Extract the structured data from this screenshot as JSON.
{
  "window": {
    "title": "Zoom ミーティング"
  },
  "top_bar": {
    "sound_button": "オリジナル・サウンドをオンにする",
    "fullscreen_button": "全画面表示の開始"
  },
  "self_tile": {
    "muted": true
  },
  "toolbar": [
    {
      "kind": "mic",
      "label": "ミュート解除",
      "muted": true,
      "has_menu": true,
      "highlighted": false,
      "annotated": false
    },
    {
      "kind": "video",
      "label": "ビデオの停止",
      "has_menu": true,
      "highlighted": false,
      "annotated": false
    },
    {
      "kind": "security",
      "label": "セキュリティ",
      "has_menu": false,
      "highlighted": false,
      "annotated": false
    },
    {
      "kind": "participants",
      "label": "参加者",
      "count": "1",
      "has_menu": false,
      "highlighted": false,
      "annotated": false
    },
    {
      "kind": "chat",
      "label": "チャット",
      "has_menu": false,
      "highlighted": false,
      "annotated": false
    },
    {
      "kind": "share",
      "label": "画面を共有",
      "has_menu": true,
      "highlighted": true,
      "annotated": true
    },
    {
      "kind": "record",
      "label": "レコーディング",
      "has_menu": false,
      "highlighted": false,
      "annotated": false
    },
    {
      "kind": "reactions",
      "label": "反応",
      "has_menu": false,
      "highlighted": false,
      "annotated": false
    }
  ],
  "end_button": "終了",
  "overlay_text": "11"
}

**What you have to do:** Pick out the lines that contain "label" and copy them.

**Solution to the exercise:**
      "label": "ミュート解除",
      "label": "ビデオの停止",
      "label": "セキュリティ",
      "label": "参加者",
      "label": "チャット",
      "label": "画面を共有",
      "label": "レコーディング",
      "label": "反応",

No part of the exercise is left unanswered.